--- GIVEN DATA ---
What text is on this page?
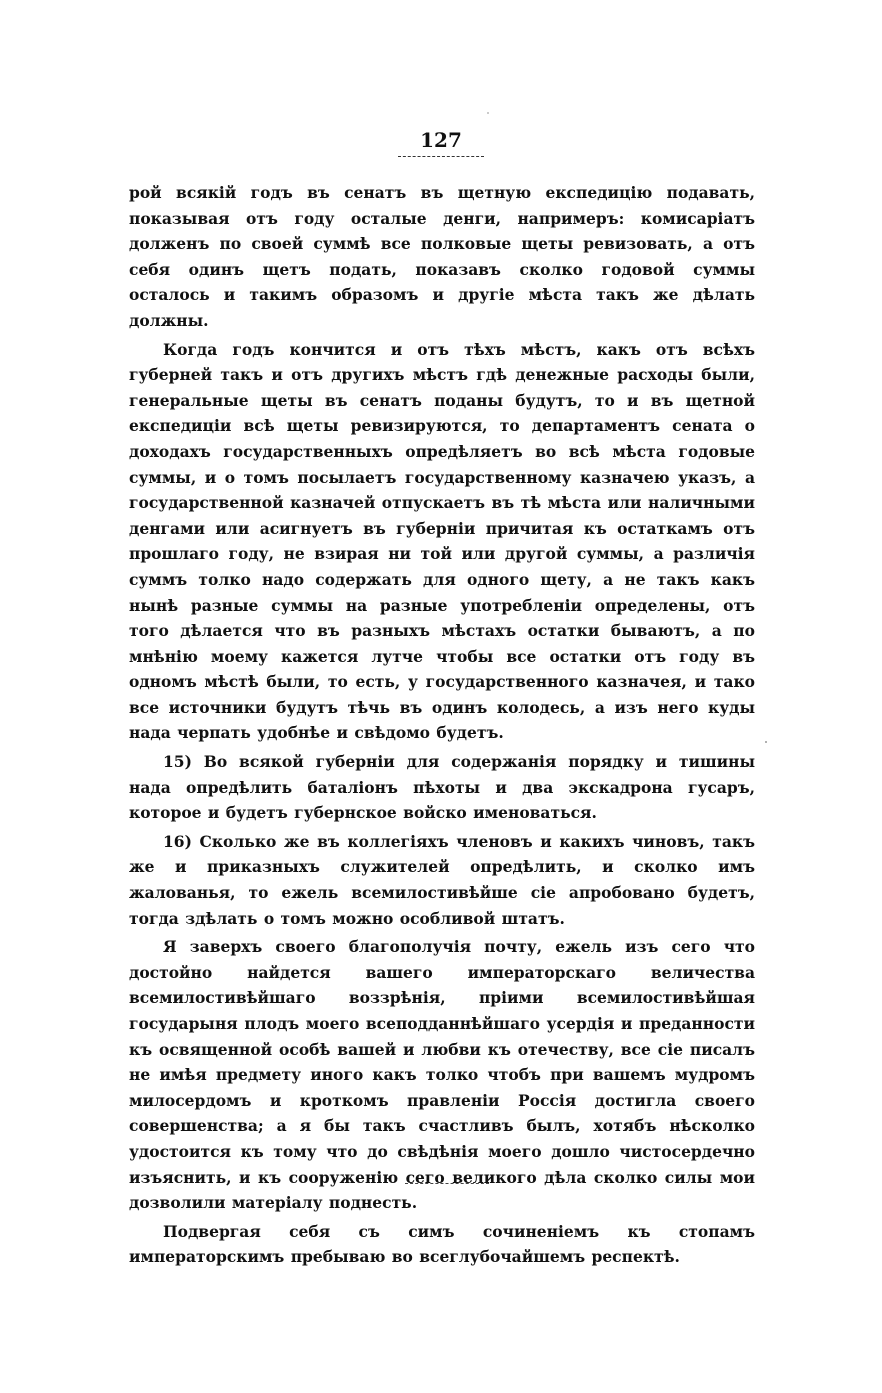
127

рой всякій годъ въ сенатъ въ щетную експедицію подавать, показывая отъ году осталые денги, напримеръ: комисаріатъ долженъ по своей суммѣ все полковые щеты ревизовать, а отъ себя одинъ щетъ подать, показавъ сколко годовой суммы осталось и такимъ образомъ и другіе мѣста такъ же дѣлать должны.

Когда годъ кончится и отъ тѣхъ мѣстъ, какъ отъ всѣхъ губерней такъ и отъ другихъ мѣстъ гдѣ денежные расходы были, генеральные щеты въ сенатъ поданы будутъ, то и въ щетной експедиціи всѣ щеты ревизируются, то департаментъ сената о доходахъ государственныхъ опредѣляетъ во всѣ мѣста годовые суммы, и о томъ посылаетъ государственному казначею указъ, а государственной казначей отпускаетъ въ тѣ мѣста или наличными денгами или асигнуетъ въ губерніи причитая къ остаткамъ отъ прошлаго году, не взирая ни той или другой суммы, а различія суммъ толко надо содержать для одного щету, а не такъ какъ нынѣ разные суммы на разные употребленіи определены, отъ того дѣлается что въ разныхъ мѣстахъ остатки бываютъ, а по мнѣнію моему кажется лутче чтобы все остатки отъ году въ одномъ мѣстѣ были, то есть, у государственного казначея, и тако все источники будутъ тѣчь въ одинъ колодесь, а изъ него куды нада черпать удобнѣе и свѣдомо будетъ.

15) Во всякой губерніи для содержанія порядку и тишины нада опредѣлить баталіонъ пѣхоты и два экскадрона гусаръ, которое и будетъ губернское войско именоваться.

16) Сколько же въ коллегіяхъ членовъ и какихъ чиновъ, такъ же и приказныхъ служителей опредѣлить, и сколко имъ жалованья, то ежель всемилостивѣйше сіе апробовано будетъ, тогда здѣлать о томъ можно особливой штатъ.

Я заверхъ своего благополучія почту, ежель изъ сего что достойно найдется вашего императорскаго величества всемилостивѣйшаго воззрѣнія, пріими всемилостивѣйшая государыня плодъ моего всеподданнѣйшаго усердія и преданности къ освященной особѣ вашей и любви къ отечеству, все сіе писалъ не имѣя предмету иного какъ толко чтобъ при вашемъ мудромъ милосердомъ и кроткомъ правленіи Россія достигла своего совершенства; а я бы такъ счастливъ былъ, хотябъ нѣсколко удостоится къ тому что до свѣдѣнія моего дошло чистосердечно изъяснить, и къ сооруженію сего великого дѣла сколко силы мои дозволили матеріалу поднесть.

Подвергая себя съ симъ сочиненіемъ къ стопамъ императорскимъ пребываю во всеглубочайшемъ респектѣ.
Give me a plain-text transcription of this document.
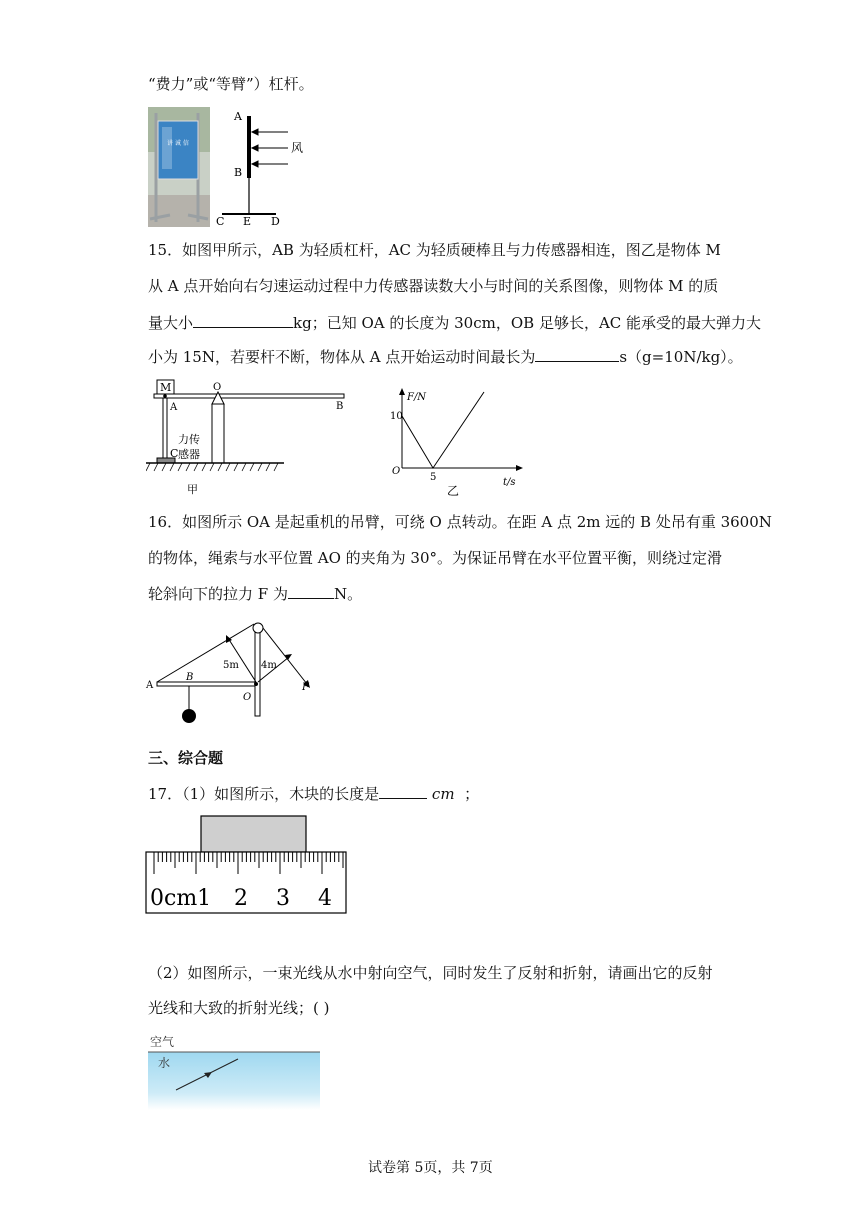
“费力”或“等臂”）杠杆。
讲 诚 信
A
B
C E D
风
15．如图甲所示，AB 为轻质杠杆，AC 为轻质硬棒且与力传感器相连，图乙是物体 M
从 A 点开始向右匀速运动过程中力传感器读数大小与时间的关系图像，则物体 M 的质
量大小	kg；已知 OA 的长度为 30cm，OB 足够长，AC 能承受的最大弹力大
小为 15N，若要杆不断，物体从 A 点开始运动时间最长为	s（g=10N/kg）。
M
A	B
O
C
力传
感器
甲
F/N
t/s
O
10
5
乙
16．如图所示 OA 是起重机的吊臂，可绕 O 点转动。在距 A 点 2m 远的 B 处吊有重 3600N
的物体，绳索与水平位置 AO 的夹角为 30°。为保证吊臂在水平位置平衡，则绕过定滑
轮斜向下的拉力 F 为	N。
A
B
O
F
5m 4m
三、综合题
17．（1）如图所示，木块的长度是	cm ；
0cm1 2 3 4
（2）如图所示，一束光线从水中射向空气，同时发生了反射和折射，请画出它的反射
光线和大致的折射光线；( )
空气
水
试卷第 5页，共 7页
---
(YOUR TASK)
Only the lines from the one that holds "Give me a plain-text" through the end of the records above should be printed again, exactly as they are. Leave out the pictures.

(SOLUTION TO THIS EXERCISE)
Give me a plain-text transcription of this document.
“费力”或“等臂”）杠杆。
讲 诚 信
A
B
C E D
风
15．如图甲所示，AB 为轻质杠杆，AC 为轻质硬棒且与力传感器相连，图乙是物体 M
从 A 点开始向右匀速运动过程中力传感器读数大小与时间的关系图像，则物体 M 的质
量大小	kg；已知 OA 的长度为 30cm，OB 足够长，AC 能承受的最大弹力大
小为 15N，若要杆不断，物体从 A 点开始运动时间最长为	s（g=10N/kg）。
M
A	B
O
C
力传
感器
甲
F/N
t/s
O
10
5
乙
16．如图所示 OA 是起重机的吊臂，可绕 O 点转动。在距 A 点 2m 远的 B 处吊有重 3600N
的物体，绳索与水平位置 AO 的夹角为 30°。为保证吊臂在水平位置平衡，则绕过定滑
轮斜向下的拉力 F 为	N。
A
B
O
F
5m 4m
三、综合题
17．（1）如图所示，木块的长度是	cm ；
0cm1 2 3 4
（2）如图所示，一束光线从水中射向空气，同时发生了反射和折射，请画出它的反射
光线和大致的折射光线；( )
空气
水
试卷第 5页，共 7页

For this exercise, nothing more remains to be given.